**WRITTEN PROBLEM:** Repeat the records below exactly.

**DATA SHOWN:**
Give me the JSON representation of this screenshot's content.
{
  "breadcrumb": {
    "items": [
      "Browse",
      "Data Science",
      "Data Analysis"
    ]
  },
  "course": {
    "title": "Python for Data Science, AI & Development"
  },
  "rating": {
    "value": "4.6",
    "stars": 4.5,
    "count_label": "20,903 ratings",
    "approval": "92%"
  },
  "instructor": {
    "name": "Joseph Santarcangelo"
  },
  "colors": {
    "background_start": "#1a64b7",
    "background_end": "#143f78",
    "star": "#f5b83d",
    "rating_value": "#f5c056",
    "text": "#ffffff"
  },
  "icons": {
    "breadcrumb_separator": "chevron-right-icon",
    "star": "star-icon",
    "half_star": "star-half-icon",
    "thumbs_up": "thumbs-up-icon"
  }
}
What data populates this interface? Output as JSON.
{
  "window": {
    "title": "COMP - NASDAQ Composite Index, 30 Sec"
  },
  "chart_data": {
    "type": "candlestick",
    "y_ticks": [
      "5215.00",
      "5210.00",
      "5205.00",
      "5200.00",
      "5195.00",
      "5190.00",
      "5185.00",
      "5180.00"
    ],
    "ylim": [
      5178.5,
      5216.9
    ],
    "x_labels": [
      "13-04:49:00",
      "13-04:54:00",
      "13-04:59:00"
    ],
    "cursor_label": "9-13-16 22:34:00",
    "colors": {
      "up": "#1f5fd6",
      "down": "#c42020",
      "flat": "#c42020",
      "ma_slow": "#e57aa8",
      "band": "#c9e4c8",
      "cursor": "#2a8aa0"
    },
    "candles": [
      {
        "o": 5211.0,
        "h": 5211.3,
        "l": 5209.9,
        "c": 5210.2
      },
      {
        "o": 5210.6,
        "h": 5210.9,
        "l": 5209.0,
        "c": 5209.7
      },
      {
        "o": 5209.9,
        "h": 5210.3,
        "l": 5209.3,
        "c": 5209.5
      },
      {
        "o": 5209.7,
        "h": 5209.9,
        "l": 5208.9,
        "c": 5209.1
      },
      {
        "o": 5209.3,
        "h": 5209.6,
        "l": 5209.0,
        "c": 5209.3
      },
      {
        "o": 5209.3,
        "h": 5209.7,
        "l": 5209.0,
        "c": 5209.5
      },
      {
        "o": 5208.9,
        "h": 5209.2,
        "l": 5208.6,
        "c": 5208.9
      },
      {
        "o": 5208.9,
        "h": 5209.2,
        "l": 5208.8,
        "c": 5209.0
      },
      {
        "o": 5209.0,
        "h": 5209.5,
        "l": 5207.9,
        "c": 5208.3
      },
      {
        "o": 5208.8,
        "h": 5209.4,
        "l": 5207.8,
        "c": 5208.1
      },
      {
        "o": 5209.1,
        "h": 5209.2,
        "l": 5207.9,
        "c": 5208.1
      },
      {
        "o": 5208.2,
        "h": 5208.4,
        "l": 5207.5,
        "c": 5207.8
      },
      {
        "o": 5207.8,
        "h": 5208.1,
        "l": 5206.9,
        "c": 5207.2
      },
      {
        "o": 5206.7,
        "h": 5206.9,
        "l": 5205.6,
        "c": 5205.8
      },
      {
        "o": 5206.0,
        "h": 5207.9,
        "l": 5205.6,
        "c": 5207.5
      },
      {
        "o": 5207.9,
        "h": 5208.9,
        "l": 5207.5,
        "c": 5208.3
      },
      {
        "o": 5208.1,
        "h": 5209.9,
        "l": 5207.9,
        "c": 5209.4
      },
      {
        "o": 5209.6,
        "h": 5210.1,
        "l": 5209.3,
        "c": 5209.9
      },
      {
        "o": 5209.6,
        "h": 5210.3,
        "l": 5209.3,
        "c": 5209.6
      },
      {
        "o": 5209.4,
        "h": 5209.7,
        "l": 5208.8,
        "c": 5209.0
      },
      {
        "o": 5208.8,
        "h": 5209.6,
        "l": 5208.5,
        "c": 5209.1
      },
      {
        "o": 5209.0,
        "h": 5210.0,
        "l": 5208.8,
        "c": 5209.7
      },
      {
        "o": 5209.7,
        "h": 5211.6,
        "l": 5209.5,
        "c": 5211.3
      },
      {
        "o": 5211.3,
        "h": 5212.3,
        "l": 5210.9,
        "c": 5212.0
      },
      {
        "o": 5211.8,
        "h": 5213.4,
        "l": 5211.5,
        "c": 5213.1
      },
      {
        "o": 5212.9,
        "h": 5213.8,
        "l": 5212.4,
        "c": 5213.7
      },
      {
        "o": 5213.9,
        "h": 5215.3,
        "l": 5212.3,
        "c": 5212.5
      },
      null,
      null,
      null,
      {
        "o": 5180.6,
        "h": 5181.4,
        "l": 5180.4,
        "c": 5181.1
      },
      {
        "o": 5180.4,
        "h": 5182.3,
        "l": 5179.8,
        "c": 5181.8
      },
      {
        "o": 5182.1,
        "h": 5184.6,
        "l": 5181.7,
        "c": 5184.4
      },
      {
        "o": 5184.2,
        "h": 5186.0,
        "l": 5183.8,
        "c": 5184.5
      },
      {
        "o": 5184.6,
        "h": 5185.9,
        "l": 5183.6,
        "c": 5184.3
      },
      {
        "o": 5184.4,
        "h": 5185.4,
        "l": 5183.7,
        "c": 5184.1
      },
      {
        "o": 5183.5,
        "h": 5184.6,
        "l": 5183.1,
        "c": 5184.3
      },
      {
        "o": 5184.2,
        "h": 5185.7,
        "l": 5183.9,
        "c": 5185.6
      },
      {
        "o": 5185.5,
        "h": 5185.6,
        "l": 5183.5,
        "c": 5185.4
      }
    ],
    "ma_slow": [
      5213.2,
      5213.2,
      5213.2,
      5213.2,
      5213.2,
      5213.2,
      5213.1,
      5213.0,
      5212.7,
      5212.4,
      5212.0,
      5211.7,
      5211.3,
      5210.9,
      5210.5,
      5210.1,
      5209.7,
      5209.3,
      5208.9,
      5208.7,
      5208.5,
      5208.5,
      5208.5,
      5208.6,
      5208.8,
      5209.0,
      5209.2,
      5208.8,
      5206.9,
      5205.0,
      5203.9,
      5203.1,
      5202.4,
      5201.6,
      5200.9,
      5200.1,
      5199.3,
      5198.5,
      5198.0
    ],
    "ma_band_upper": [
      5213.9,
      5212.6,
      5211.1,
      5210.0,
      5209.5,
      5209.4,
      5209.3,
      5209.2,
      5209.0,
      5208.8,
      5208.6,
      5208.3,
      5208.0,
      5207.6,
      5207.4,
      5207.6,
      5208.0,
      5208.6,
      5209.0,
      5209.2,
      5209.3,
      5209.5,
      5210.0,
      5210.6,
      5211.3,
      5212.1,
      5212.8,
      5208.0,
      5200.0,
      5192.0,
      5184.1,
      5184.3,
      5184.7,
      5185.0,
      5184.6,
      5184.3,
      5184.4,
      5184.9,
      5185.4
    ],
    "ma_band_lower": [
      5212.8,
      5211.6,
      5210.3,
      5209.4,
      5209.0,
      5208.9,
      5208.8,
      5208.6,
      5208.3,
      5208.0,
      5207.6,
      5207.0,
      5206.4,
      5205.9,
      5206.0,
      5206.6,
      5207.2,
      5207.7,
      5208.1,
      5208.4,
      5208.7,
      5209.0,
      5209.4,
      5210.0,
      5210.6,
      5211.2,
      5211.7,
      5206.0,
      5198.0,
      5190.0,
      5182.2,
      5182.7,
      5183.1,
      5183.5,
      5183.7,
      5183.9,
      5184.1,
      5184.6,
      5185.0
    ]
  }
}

**SOLUTION:**
Give me the JSON representation of this screenshot's content.
{
  "breadcrumb": {
    "items": [
      "Browse",
      "Data Science",
      "Data Analysis"
    ]
  },
  "course": {
    "title": "Python for Data Science, AI & Development"
  },
  "rating": {
    "value": "4.6",
    "stars": 4.5,
    "count_label": "20,903 ratings",
    "approval": "92%"
  },
  "instructor": {
    "name": "Joseph Santarcangelo"
  },
  "colors": {
    "background_start": "#1a64b7",
    "background_end": "#143f78",
    "star": "#f5b83d",
    "rating_value": "#f5c056",
    "text": "#ffffff"
  },
  "icons": {
    "breadcrumb_separator": "chevron-right-icon",
    "star": "star-icon",
    "half_star": "star-half-icon",
    "thumbs_up": "thumbs-up-icon"
  }
}
What data populates this interface? Output as JSON.
{
  "window": {
    "title": "COMP - NASDAQ Composite Index, 30 Sec"
  },
  "chart_data": {
    "type": "candlestick",
    "y_ticks": [
      "5215.00",
      "5210.00",
      "5205.00",
      "5200.00",
      "5195.00",
      "5190.00",
      "5185.00",
      "5180.00"
    ],
    "ylim": [
      5178.5,
      5216.9
    ],
    "x_labels": [
      "13-04:49:00",
      "13-04:54:00",
      "13-04:59:00"
    ],
    "cursor_label": "9-13-16 22:34:00",
    "colors": {
      "up": "#1f5fd6",
      "down": "#c42020",
      "flat": "#c42020",
      "ma_slow": "#e57aa8",
      "band": "#c9e4c8",
      "cursor": "#2a8aa0"
    },
    "candles": [
      {
        "o": 5211.0,
        "h": 5211.3,
        "l": 5209.9,
        "c": 5210.2
      },
      {
        "o": 5210.6,
        "h": 5210.9,
        "l": 5209.0,
        "c": 5209.7
      },
      {
        "o": 5209.9,
        "h": 5210.3,
        "l": 5209.3,
        "c": 5209.5
      },
      {
        "o": 5209.7,
        "h": 5209.9,
        "l": 5208.9,
        "c": 5209.1
      },
      {
        "o": 5209.3,
        "h": 5209.6,
        "l": 5209.0,
        "c": 5209.3
      },
      {
        "o": 5209.3,
        "h": 5209.7,
        "l": 5209.0,
        "c": 5209.5
      },
      {
        "o": 5208.9,
        "h": 5209.2,
        "l": 5208.6,
        "c": 5208.9
      },
      {
        "o": 5208.9,
        "h": 5209.2,
        "l": 5208.8,
        "c": 5209.0
      },
      {
        "o": 5209.0,
        "h": 5209.5,
        "l": 5207.9,
        "c": 5208.3
      },
      {
        "o": 5208.8,
        "h": 5209.4,
        "l": 5207.8,
        "c": 5208.1
      },
      {
        "o": 5209.1,
        "h": 5209.2,
        "l": 5207.9,
        "c": 5208.1
      },
      {
        "o": 5208.2,
        "h": 5208.4,
        "l": 5207.5,
        "c": 5207.8
      },
      {
        "o": 5207.8,
        "h": 5208.1,
        "l": 5206.9,
        "c": 5207.2
      },
      {
        "o": 5206.7,
        "h": 5206.9,
        "l": 5205.6,
        "c": 5205.8
      },
      {
        "o": 5206.0,
        "h": 5207.9,
        "l": 5205.6,
        "c": 5207.5
      },
      {
        "o": 5207.9,
        "h": 5208.9,
        "l": 5207.5,
        "c": 5208.3
      },
      {
        "o": 5208.1,
        "h": 5209.9,
        "l": 5207.9,
        "c": 5209.4
      },
      {
        "o": 5209.6,
        "h": 5210.1,
        "l": 5209.3,
        "c": 5209.9
      },
      {
        "o": 5209.6,
        "h": 5210.3,
        "l": 5209.3,
        "c": 5209.6
      },
      {
        "o": 5209.4,
        "h": 5209.7,
        "l": 5208.8,
        "c": 5209.0
      },
      {
        "o": 5208.8,
        "h": 5209.6,
        "l": 5208.5,
        "c": 5209.1
      },
      {
        "o": 5209.0,
        "h": 5210.0,
        "l": 5208.8,
        "c": 5209.7
      },
      {
        "o": 5209.7,
        "h": 5211.6,
        "l": 5209.5,
        "c": 5211.3
      },
      {
        "o": 5211.3,
        "h": 5212.3,
        "l": 5210.9,
        "c": 5212.0
      },
      {
        "o": 5211.8,
        "h": 5213.4,
        "l": 5211.5,
        "c": 5213.1
      },
      {
        "o": 5212.9,
        "h": 5213.8,
        "l": 5212.4,
        "c": 5213.7
      },
      {
        "o": 5213.9,
        "h": 5215.3,
        "l": 5212.3,
        "c": 5212.5
      },
      null,
      null,
      null,
      {
        "o": 5180.6,
        "h": 5181.4,
        "l": 5180.4,
        "c": 5181.1
      },
      {
        "o": 5180.4,
        "h": 5182.3,
        "l": 5179.8,
        "c": 5181.8
      },
      {
        "o": 5182.1,
        "h": 5184.6,
        "l": 5181.7,
        "c": 5184.4
      },
      {
        "o": 5184.2,
        "h": 5186.0,
        "l": 5183.8,
        "c": 5184.5
      },
      {
        "o": 5184.6,
        "h": 5185.9,
        "l": 5183.6,
        "c": 5184.3
      },
      {
        "o": 5184.4,
        "h": 5185.4,
        "l": 5183.7,
        "c": 5184.1
      },
      {
        "o": 5183.5,
        "h": 5184.6,
        "l": 5183.1,
        "c": 5184.3
      },
      {
        "o": 5184.2,
        "h": 5185.7,
        "l": 5183.9,
        "c": 5185.6
      },
      {
        "o": 5185.5,
        "h": 5185.6,
        "l": 5183.5,
        "c": 5185.4
      }
    ],
    "ma_slow": [
      5213.2,
      5213.2,
      5213.2,
      5213.2,
      5213.2,
      5213.2,
      5213.1,
      5213.0,
      5212.7,
      5212.4,
      5212.0,
      5211.7,
      5211.3,
      5210.9,
      5210.5,
      5210.1,
      5209.7,
      5209.3,
      5208.9,
      5208.7,
      5208.5,
      5208.5,
      5208.5,
      5208.6,
      5208.8,
      5209.0,
      5209.2,
      5208.8,
      5206.9,
      5205.0,
      5203.9,
      5203.1,
      5202.4,
      5201.6,
      5200.9,
      5200.1,
      5199.3,
      5198.5,
      5198.0
    ],
    "ma_band_upper": [
      5213.9,
      5212.6,
      5211.1,
      5210.0,
      5209.5,
      5209.4,
      5209.3,
      5209.2,
      5209.0,
      5208.8,
      5208.6,
      5208.3,
      5208.0,
      5207.6,
      5207.4,
      5207.6,
      5208.0,
      5208.6,
      5209.0,
      5209.2,
      5209.3,
      5209.5,
      5210.0,
      5210.6,
      5211.3,
      5212.1,
      5212.8,
      5208.0,
      5200.0,
      5192.0,
      5184.1,
      5184.3,
      5184.7,
      5185.0,
      5184.6,
      5184.3,
      5184.4,
      5184.9,
      5185.4
    ],
    "ma_band_lower": [
      5212.8,
      5211.6,
      5210.3,
      5209.4,
      5209.0,
      5208.9,
      5208.8,
      5208.6,
      5208.3,
      5208.0,
      5207.6,
      5207.0,
      5206.4,
      5205.9,
      5206.0,
      5206.6,
      5207.2,
      5207.7,
      5208.1,
      5208.4,
      5208.7,
      5209.0,
      5209.4,
      5210.0,
      5210.6,
      5211.2,
      5211.7,
      5206.0,
      5198.0,
      5190.0,
      5182.2,
      5182.7,
      5183.1,
      5183.5,
      5183.7,
      5183.9,
      5184.1,
      5184.6,
      5185.0
    ]
  }
}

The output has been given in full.